§ **Text shown**:
Useful Car Tips

How to Store a Vehicle Long-Term

November 07, 2020
Whether you’re storing a dedicated track or fair-weather car for the winter or planning to travel for an extended period of time—and any situation in between—sometimes it’s necessary to store your car long-term. But how do you do that? Even if you have the relative luxury of owning a garage, merely storing your prized four-wheel (or two-wheel) possession in an enclosed space is not enough. Owners must consider a variety of factors ranging from keeping the battery charged, preventing tire flat spots, and even maintaining insurance while keeping one’s car in storage. A lot of care must be taken before and during the process of storing your vehicle. If you’re a little lost as to how to start or just need a brief refresher on the proper course of action, we’ve got you covered!


Proper storage begins with, well, proper storage! Optimally, this means keeping your vehicle in a garage where it can be protected against the elements and potential thieves, especially if you don’t expect to be home for an extended period of time. A garage will primarily protect your vehicle’s paint and interior from the sun, which can otherwise accelerate deterioration due to heat and extended exposure to UV rays. If you don’t have access to a garage, the next best option is to find safe public storage in your area. Unfortunately, finding such storage at a reasonable price is not possible in all areas. If you must leave your car outdoors, we recommend utilizing a high quality weatherproof car cover which will similarly protect against the elements. Although no substitute for proper indoor storage, this is undoubtedly the best next step. Before putting your vehicle into storage—regardless of where that may be—make sure to wash away all dirt and grime. Any residue such as dried mud or bird droppings can adversely affect your vehicle’s paint over the long term.

§ **Task requirements**:
(a) In the text on storing a vehicle long-term, what does a garage mainly protect a vehicle's paint and interior from?
(b) Copy out the part of the records that begins at their very first line and ends with the line containing "eligibility-title: Testez votre", keeping both of those lines.

§ **Supplied data**:

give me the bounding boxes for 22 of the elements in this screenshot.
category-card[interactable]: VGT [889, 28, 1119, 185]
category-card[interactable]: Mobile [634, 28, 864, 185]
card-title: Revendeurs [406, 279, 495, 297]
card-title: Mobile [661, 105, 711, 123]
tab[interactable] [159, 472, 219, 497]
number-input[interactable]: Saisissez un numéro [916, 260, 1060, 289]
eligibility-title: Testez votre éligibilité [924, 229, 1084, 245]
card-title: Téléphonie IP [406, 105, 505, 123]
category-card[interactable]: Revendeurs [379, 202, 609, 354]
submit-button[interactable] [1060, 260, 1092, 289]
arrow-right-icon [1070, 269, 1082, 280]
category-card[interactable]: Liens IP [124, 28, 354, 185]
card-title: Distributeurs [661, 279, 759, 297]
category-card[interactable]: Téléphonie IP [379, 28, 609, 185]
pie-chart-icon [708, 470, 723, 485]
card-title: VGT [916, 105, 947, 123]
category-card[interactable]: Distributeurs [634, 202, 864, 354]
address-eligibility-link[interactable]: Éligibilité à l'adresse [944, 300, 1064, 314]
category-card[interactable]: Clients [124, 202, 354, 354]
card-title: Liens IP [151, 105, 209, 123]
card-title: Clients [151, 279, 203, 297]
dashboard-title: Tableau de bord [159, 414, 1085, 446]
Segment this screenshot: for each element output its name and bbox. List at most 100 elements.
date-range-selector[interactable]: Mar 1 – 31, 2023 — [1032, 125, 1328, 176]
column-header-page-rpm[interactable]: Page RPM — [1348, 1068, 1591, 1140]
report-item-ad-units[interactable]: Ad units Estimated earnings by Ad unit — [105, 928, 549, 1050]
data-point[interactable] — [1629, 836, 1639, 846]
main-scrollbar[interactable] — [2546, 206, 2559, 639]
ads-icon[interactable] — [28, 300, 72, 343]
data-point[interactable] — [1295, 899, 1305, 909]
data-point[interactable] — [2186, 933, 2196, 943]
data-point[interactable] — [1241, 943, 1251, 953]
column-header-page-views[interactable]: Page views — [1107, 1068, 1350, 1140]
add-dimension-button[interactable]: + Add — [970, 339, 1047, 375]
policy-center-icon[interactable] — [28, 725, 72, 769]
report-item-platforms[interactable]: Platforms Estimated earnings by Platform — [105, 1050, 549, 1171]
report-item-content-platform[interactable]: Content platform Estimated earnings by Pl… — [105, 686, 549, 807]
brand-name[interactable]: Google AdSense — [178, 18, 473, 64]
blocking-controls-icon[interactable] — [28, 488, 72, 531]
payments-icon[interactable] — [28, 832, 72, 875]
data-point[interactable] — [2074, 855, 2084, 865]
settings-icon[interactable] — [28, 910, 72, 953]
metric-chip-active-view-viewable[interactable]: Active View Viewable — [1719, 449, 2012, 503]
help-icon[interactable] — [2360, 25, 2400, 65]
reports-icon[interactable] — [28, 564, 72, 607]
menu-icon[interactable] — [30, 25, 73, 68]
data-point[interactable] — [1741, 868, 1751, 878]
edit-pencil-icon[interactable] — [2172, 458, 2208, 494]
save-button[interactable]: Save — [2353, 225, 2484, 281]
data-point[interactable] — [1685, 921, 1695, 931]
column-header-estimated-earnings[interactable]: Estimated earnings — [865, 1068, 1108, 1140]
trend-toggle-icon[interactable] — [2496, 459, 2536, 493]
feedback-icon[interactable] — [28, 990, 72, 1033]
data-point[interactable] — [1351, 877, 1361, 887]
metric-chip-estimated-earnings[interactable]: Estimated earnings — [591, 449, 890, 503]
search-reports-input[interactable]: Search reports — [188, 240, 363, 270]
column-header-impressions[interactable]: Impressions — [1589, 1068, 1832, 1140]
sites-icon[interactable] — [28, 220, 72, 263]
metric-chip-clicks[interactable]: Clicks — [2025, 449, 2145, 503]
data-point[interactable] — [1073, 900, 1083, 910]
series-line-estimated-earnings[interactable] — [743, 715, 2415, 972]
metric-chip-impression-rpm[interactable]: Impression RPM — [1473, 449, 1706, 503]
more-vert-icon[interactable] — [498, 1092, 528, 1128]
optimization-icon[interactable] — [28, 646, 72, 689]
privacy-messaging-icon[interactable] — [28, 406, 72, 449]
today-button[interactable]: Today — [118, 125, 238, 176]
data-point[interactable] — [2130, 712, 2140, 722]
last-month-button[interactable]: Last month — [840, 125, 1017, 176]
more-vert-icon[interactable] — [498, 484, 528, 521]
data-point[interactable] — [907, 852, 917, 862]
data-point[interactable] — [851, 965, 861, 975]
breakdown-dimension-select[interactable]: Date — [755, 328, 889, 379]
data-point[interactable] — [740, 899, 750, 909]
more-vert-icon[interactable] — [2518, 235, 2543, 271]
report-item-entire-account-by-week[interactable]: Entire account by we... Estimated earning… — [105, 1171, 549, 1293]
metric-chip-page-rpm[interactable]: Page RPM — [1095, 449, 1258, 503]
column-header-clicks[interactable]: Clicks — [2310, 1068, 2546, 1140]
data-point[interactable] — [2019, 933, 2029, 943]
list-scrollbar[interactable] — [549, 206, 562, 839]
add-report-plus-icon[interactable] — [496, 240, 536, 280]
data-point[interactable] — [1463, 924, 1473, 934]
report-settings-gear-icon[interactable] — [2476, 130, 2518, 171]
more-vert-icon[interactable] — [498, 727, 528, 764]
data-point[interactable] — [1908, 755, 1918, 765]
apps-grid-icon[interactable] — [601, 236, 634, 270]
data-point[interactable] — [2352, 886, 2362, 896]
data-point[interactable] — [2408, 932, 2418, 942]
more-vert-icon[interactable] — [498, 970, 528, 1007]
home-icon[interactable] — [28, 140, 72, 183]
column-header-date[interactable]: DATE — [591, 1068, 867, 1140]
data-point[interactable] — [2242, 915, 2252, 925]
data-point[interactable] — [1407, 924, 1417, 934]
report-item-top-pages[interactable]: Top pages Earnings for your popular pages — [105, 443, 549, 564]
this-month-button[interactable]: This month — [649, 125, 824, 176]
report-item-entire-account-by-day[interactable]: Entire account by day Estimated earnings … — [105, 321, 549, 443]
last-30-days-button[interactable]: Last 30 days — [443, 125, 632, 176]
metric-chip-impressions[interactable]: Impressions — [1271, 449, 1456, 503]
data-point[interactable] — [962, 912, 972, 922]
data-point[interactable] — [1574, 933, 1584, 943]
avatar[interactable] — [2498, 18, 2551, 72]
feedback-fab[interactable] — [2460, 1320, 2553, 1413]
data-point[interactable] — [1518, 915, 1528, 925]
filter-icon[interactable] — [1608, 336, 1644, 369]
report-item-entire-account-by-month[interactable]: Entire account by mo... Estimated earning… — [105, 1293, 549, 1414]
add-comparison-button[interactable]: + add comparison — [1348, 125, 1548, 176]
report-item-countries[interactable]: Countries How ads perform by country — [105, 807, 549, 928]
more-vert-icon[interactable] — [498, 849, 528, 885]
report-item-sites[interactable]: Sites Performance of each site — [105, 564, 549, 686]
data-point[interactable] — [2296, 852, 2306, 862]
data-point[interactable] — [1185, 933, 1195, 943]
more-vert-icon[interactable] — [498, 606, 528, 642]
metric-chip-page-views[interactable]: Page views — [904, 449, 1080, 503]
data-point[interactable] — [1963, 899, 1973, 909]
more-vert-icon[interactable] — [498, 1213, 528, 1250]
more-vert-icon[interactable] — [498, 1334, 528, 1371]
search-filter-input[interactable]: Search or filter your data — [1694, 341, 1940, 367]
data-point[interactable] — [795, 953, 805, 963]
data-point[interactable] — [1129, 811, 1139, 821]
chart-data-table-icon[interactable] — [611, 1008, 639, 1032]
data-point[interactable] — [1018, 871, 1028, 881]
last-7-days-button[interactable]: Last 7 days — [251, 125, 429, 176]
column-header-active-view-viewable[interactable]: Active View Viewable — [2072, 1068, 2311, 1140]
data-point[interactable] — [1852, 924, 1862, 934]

§ **Answers in order**:
(a) From the sun, whose heat and UV rays can speed up deterioration.

(b)
give me the bounding boxes for 22 of the elements in this screenshot.
category-card[interactable]: VGT [889, 28, 1119, 185]
category-card[interactable]: Mobile [634, 28, 864, 185]
card-title: Revendeurs [406, 279, 495, 297]
card-title: Mobile [661, 105, 711, 123]
tab[interactable] [159, 472, 219, 497]
number-input[interactable]: Saisissez un numéro [916, 260, 1060, 289]
eligibility-title: Testez votre éligibilité [924, 229, 1084, 245]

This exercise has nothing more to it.